- _Given instruction_: Pictures do not belong in your copy. Repeat all the other data exactly.

Extracted data entries:
※

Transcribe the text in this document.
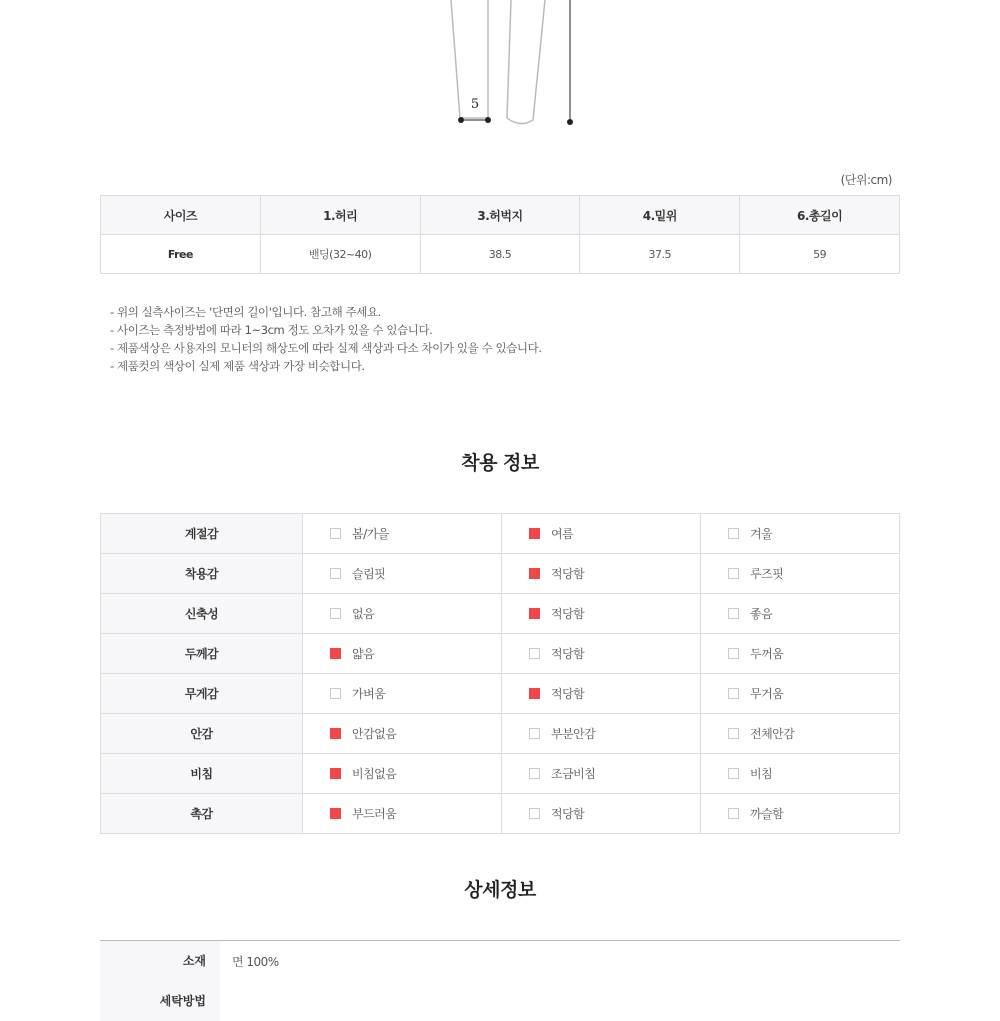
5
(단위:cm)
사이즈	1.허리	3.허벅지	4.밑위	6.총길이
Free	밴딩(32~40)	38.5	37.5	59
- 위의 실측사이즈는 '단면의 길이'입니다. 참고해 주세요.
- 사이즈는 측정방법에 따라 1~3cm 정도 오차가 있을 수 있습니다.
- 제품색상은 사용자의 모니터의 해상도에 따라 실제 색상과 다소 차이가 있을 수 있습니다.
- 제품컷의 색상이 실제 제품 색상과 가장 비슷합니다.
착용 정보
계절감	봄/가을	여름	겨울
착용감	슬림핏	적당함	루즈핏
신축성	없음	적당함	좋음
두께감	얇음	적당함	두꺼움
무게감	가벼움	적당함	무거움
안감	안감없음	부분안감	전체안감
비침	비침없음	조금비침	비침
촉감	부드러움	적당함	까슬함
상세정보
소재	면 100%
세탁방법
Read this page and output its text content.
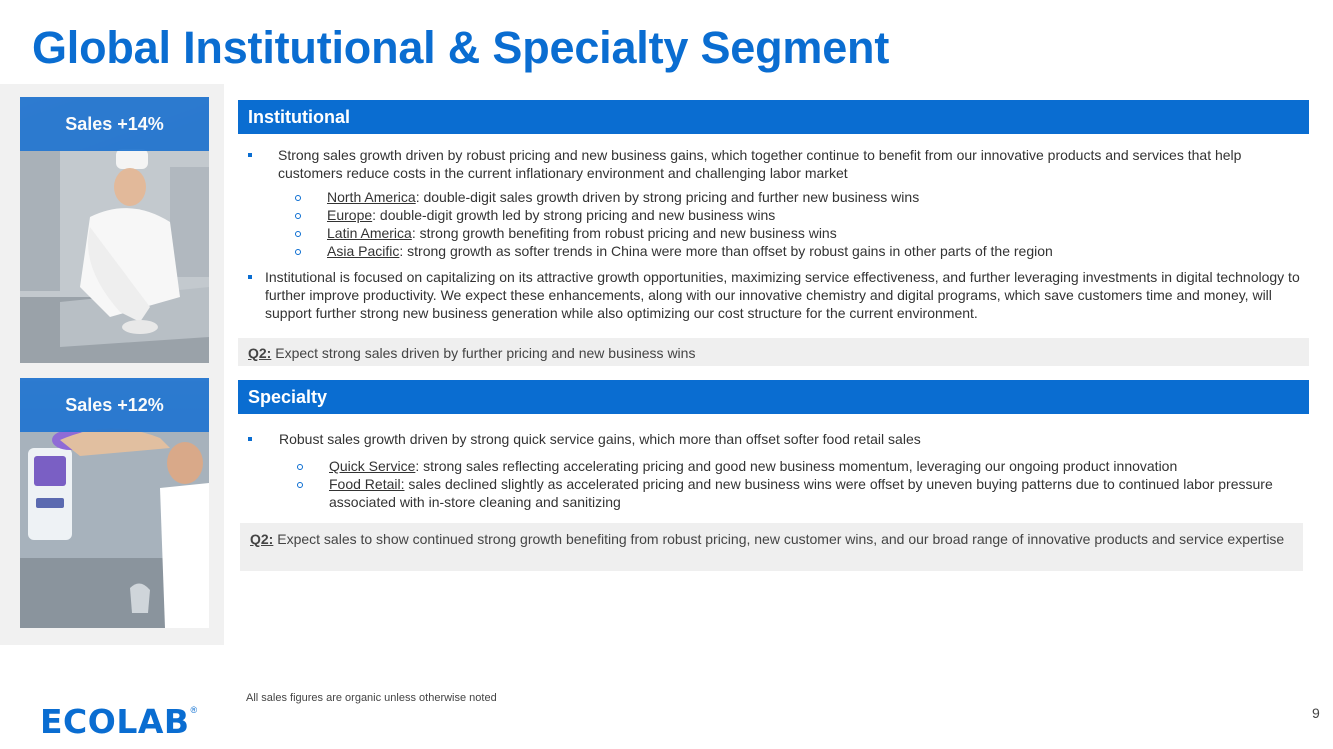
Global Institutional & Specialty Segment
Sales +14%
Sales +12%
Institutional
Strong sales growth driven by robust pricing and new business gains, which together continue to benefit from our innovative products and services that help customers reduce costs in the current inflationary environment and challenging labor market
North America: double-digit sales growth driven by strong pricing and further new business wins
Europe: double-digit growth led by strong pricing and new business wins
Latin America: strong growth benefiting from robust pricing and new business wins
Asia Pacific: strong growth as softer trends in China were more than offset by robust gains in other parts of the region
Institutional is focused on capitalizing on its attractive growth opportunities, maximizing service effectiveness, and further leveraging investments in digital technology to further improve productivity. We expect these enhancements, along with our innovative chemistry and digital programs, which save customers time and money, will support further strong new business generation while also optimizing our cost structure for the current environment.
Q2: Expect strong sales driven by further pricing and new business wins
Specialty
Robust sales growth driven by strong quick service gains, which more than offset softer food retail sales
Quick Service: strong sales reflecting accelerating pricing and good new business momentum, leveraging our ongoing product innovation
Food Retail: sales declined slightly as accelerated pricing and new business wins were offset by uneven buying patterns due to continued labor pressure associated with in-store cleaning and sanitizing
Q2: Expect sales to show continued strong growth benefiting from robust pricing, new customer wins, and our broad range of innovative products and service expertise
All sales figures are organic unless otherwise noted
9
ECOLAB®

※

- _Response to this exercise_:
Transcribe the text in this document.
5
(단위:cm)
사이즈	1.허리	3.허벅지	4.밑위	6.총길이
Free	밴딩(32~40)	38.5	37.5	59
- 위의 실측사이즈는 '단면의 길이'입니다. 참고해 주세요.
- 사이즈는 측정방법에 따라 1~3cm 정도 오차가 있을 수 있습니다.
- 제품색상은 사용자의 모니터의 해상도에 따라 실제 색상과 다소 차이가 있을 수 있습니다.
- 제품컷의 색상이 실제 제품 색상과 가장 비슷합니다.
착용 정보
계절감	봄/가을	여름	겨울
착용감	슬림핏	적당함	루즈핏
신축성	없음	적당함	좋음
두께감	얇음	적당함	두꺼움
무게감	가벼움	적당함	무거움
안감	안감없음	부분안감	전체안감
비침	비침없음	조금비침	비침
촉감	부드러움	적당함	까슬함
상세정보
소재	면 100%
세탁방법
Read this page and output its text content.
Global Institutional & Specialty Segment
Sales +14%
Sales +12%
Institutional
Strong sales growth driven by robust pricing and new business gains, which together continue to benefit from our innovative products and services that help customers reduce costs in the current inflationary environment and challenging labor market
North America: double-digit sales growth driven by strong pricing and further new business wins
Europe: double-digit growth led by strong pricing and new business wins
Latin America: strong growth benefiting from robust pricing and new business wins
Asia Pacific: strong growth as softer trends in China were more than offset by robust gains in other parts of the region
Institutional is focused on capitalizing on its attractive growth opportunities, maximizing service effectiveness, and further leveraging investments in digital technology to further improve productivity. We expect these enhancements, along with our innovative chemistry and digital programs, which save customers time and money, will support further strong new business generation while also optimizing our cost structure for the current environment.
Q2: Expect strong sales driven by further pricing and new business wins
Specialty
Robust sales growth driven by strong quick service gains, which more than offset softer food retail sales
Quick Service: strong sales reflecting accelerating pricing and good new business momentum, leveraging our ongoing product innovation
Food Retail: sales declined slightly as accelerated pricing and new business wins were offset by uneven buying patterns due to continued labor pressure associated with in-store cleaning and sanitizing
Q2: Expect sales to show continued strong growth benefiting from robust pricing, new customer wins, and our broad range of innovative products and service expertise
All sales figures are organic unless otherwise noted
9
ECOLAB®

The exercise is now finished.